[Saved entries]
= = = = = = =
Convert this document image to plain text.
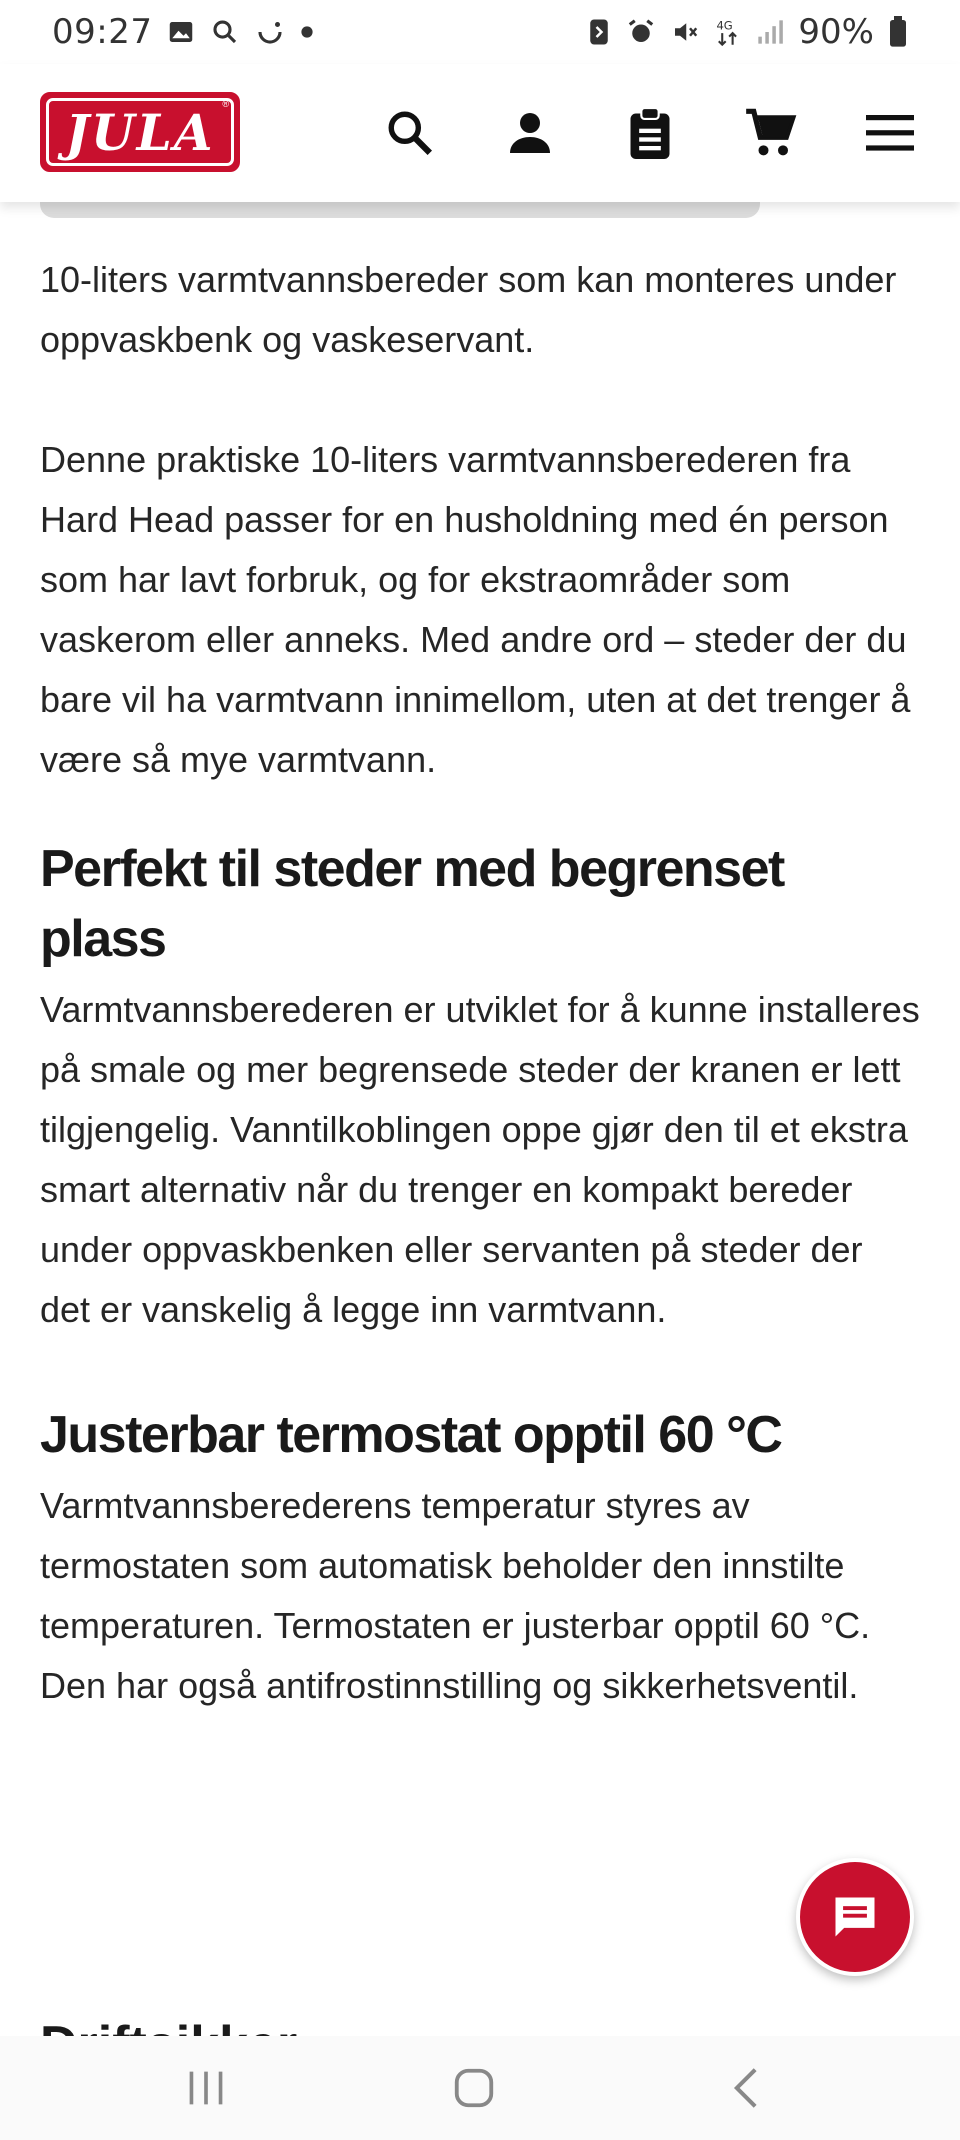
09:27	4G 90%
JULA ®

10-liters varmtvannsbereder som kan monteres under oppvaskbenk og vaskeservant.

Denne praktiske 10-liters varmtvannsberederen fra Hard Head passer for en husholdning med én person som har lavt forbruk, og for ekstraområder som vaskerom eller anneks. Med andre ord – steder der du bare vil ha varmtvann innimellom, uten at det trenger å være så mye varmtvann.

Perfekt til steder med begrenset plass

Varmtvannsberederen er utviklet for å kunne installeres på smale og mer begrensede steder der kranen er lett tilgjengelig. Vanntilkoblingen oppe gjør den til et ekstra smart alternativ når du trenger en kompakt bereder under oppvaskbenken eller servanten på steder der det er vanskelig å legge inn varmtvann.

Justerbar termostat opptil 60 °C

Varmtvannsberederens temperatur styres av termostaten som automatisk beholder den innstilte temperaturen. Termostaten er justerbar opptil 60 °C. Den har også antifrostinnstilling og sikkerhetsventil.
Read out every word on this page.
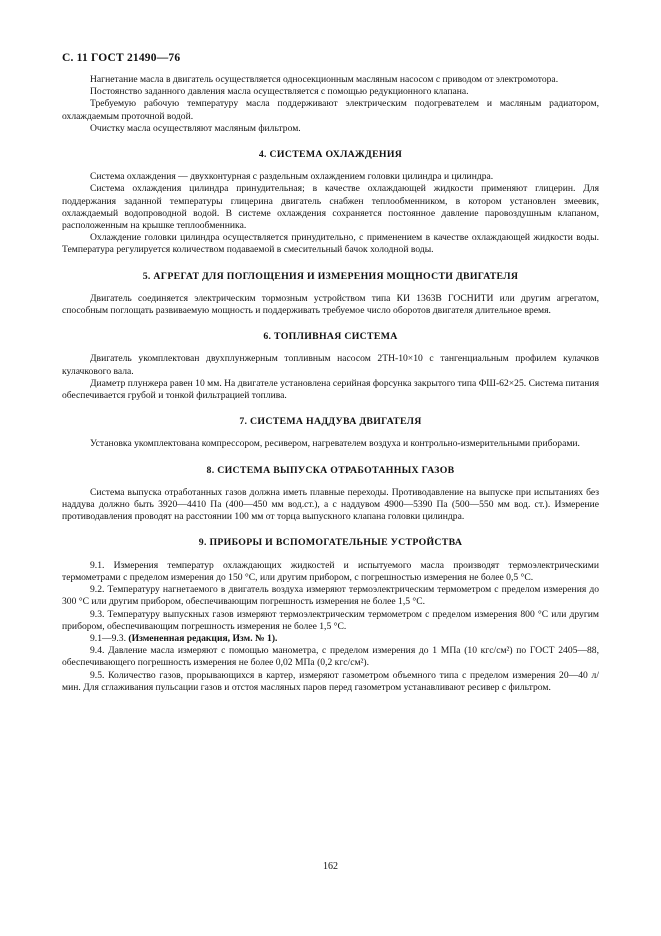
С. 11 ГОСТ 21490—76

Нагнетание масла в двигатель осуществляется односекционным масляным насосом с приводом от электромотора.

Постоянство заданного давления масла осуществляется с помощью редукционного клапана.

Требуемую рабочую температуру масла поддерживают электрическим подогревателем и масляным радиатором, охлаждаемым проточной водой.

Очистку масла осуществляют масляным фильтром.

4. СИСТЕМА ОХЛАЖДЕНИЯ

Система охлаждения — двухконтурная с раздельным охлаждением головки цилиндра и цилиндра.

Система охлаждения цилиндра принудительная; в качестве охлаждающей жидкости применяют глицерин. Для поддержания заданной температуры глицерина двигатель снабжен теплообменником, в котором установлен змеевик, охлаждаемый водопроводной водой. В системе охлаждения сохраняется постоянное давление паровоздушным клапаном, расположенным на крышке теплообменника.

Охлаждение головки цилиндра осуществляется принудительно, с применением в качестве охлаждающей жидкости воды. Температура регулируется количеством подаваемой в смесительный бачок холодной воды.

5. АГРЕГАТ ДЛЯ ПОГЛОЩЕНИЯ И ИЗМЕРЕНИЯ МОЩНОСТИ ДВИГАТЕЛЯ

Двигатель соединяется электрическим тормозным устройством типа КИ 1363В ГОСНИТИ или другим агрегатом, способным поглощать развиваемую мощность и поддерживать требуемое число оборотов двигателя длительное время.

6. ТОПЛИВНАЯ СИСТЕМА

Двигатель укомплектован двухплунжерным топливным насосом 2ТН-10×10 с тангенциальным профилем кулачков кулачкового вала.

Диаметр плунжера равен 10 мм. На двигателе установлена серийная форсунка закрытого типа ФШ-62×25. Система питания обеспечивается грубой и тонкой фильтрацией топлива.

7. СИСТЕМА НАДДУВА ДВИГАТЕЛЯ

Установка укомплектована компрессором, ресивером, нагревателем воздуха и контрольно-измерительными приборами.

8. СИСТЕМА ВЫПУСКА ОТРАБОТАННЫХ ГАЗОВ

Система выпуска отработанных газов должна иметь плавные переходы. Противодавление на выпуске при испытаниях без наддува должно быть 3920—4410 Па (400—450 мм вод.ст.), а с наддувом 4900—5390 Па (500—550 мм вод. ст.). Измерение противодавления проводят на расстоянии 100 мм от торца выпускного клапана головки цилиндра.

9. ПРИБОРЫ И ВСПОМОГАТЕЛЬНЫЕ УСТРОЙСТВА

9.1. Измерения температур охлаждающих жидкостей и испытуемого масла производят термоэлектрическими термометрами с пределом измерения до 150 °С, или другим прибором, с погрешностью измерения не более 0,5 °С.

9.2. Температуру нагнетаемого в двигатель воздуха измеряют термоэлектрическим термометром с пределом измерения до 300 °С или другим прибором, обеспечивающим погрешность измерения не более 1,5 °С.

9.3. Температуру выпускных газов измеряют термоэлектрическим термометром с пределом измерения 800 °С или другим прибором, обеспечивающим погрешность измерения не более 1,5 °С.

9.1—9.3. (Измененная редакция, Изм. № 1).

9.4. Давление масла измеряют с помощью манометра, с пределом измерения до 1 МПа (10 кгс/см²) по ГОСТ 2405—88, обеспечивающего погрешность измерения не более 0,02 МПа (0,2 кгс/см²).

9.5. Количество газов, прорывающихся в картер, измеряют газометром объемного типа с пределом измерения 20—40 л/мин. Для сглаживания пульсации газов и отстоя масляных паров перед газометром устанавливают ресивер с фильтром.

162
= = = = = = =
*DIRECTIONS FOR THIS TASK*
Copy the records above exactly. The pictures are not part of the copy.

*WORKED ANSWER*
Convert this document image to plain text.
09:27	4G 90%
JULA ®

10-liters varmtvannsbereder som kan monteres under oppvaskbenk og vaskeservant.

Denne praktiske 10-liters varmtvannsberederen fra Hard Head passer for en husholdning med én person som har lavt forbruk, og for ekstraområder som vaskerom eller anneks. Med andre ord – steder der du bare vil ha varmtvann innimellom, uten at det trenger å være så mye varmtvann.

Perfekt til steder med begrenset plass

Varmtvannsberederen er utviklet for å kunne installeres på smale og mer begrensede steder der kranen er lett tilgjengelig. Vanntilkoblingen oppe gjør den til et ekstra smart alternativ når du trenger en kompakt bereder under oppvaskbenken eller servanten på steder der det er vanskelig å legge inn varmtvann.

Justerbar termostat opptil 60 °C

Varmtvannsberederens temperatur styres av termostaten som automatisk beholder den innstilte temperaturen. Termostaten er justerbar opptil 60 °C. Den har også antifrostinnstilling og sikkerhetsventil.
Read out every word on this page.
С. 11 ГОСТ 21490—76

Нагнетание масла в двигатель осуществляется односекционным масляным насосом с приводом от электромотора.

Постоянство заданного давления масла осуществляется с помощью редукционного клапана.

Требуемую рабочую температуру масла поддерживают электрическим подогревателем и масляным радиатором, охлаждаемым проточной водой.

Очистку масла осуществляют масляным фильтром.

4. СИСТЕМА ОХЛАЖДЕНИЯ

Система охлаждения — двухконтурная с раздельным охлаждением головки цилиндра и цилиндра.

Система охлаждения цилиндра принудительная; в качестве охлаждающей жидкости применяют глицерин. Для поддержания заданной температуры глицерина двигатель снабжен теплообменником, в котором установлен змеевик, охлаждаемый водопроводной водой. В системе охлаждения сохраняется постоянное давление паровоздушным клапаном, расположенным на крышке теплообменника.

Охлаждение головки цилиндра осуществляется принудительно, с применением в качестве охлаждающей жидкости воды. Температура регулируется количеством подаваемой в смесительный бачок холодной воды.

5. АГРЕГАТ ДЛЯ ПОГЛОЩЕНИЯ И ИЗМЕРЕНИЯ МОЩНОСТИ ДВИГАТЕЛЯ

Двигатель соединяется электрическим тормозным устройством типа КИ 1363В ГОСНИТИ или другим агрегатом, способным поглощать развиваемую мощность и поддерживать требуемое число оборотов двигателя длительное время.

6. ТОПЛИВНАЯ СИСТЕМА

Двигатель укомплектован двухплунжерным топливным насосом 2ТН-10×10 с тангенциальным профилем кулачков кулачкового вала.

Диаметр плунжера равен 10 мм. На двигателе установлена серийная форсунка закрытого типа ФШ-62×25. Система питания обеспечивается грубой и тонкой фильтрацией топлива.

7. СИСТЕМА НАДДУВА ДВИГАТЕЛЯ

Установка укомплектована компрессором, ресивером, нагревателем воздуха и контрольно-измерительными приборами.

8. СИСТЕМА ВЫПУСКА ОТРАБОТАННЫХ ГАЗОВ

Система выпуска отработанных газов должна иметь плавные переходы. Противодавление на выпуске при испытаниях без наддува должно быть 3920—4410 Па (400—450 мм вод.ст.), а с наддувом 4900—5390 Па (500—550 мм вод. ст.). Измерение противодавления проводят на расстоянии 100 мм от торца выпускного клапана головки цилиндра.

9. ПРИБОРЫ И ВСПОМОГАТЕЛЬНЫЕ УСТРОЙСТВА

9.1. Измерения температур охлаждающих жидкостей и испытуемого масла производят термоэлектрическими термометрами с пределом измерения до 150 °С, или другим прибором, с погрешностью измерения не более 0,5 °С.

9.2. Температуру нагнетаемого в двигатель воздуха измеряют термоэлектрическим термометром с пределом измерения до 300 °С или другим прибором, обеспечивающим погрешность измерения не более 1,5 °С.

9.3. Температуру выпускных газов измеряют термоэлектрическим термометром с пределом измерения 800 °С или другим прибором, обеспечивающим погрешность измерения не более 1,5 °С.

9.1—9.3. (Измененная редакция, Изм. № 1).

9.4. Давление масла измеряют с помощью манометра, с пределом измерения до 1 МПа (10 кгс/см²) по ГОСТ 2405—88, обеспечивающего погрешность измерения не более 0,02 МПа (0,2 кгс/см²).

9.5. Количество газов, прорывающихся в картер, измеряют газометром объемного типа с пределом измерения 20—40 л/мин. Для сглаживания пульсации газов и отстоя масляных паров перед газометром устанавливают ресивер с фильтром.

162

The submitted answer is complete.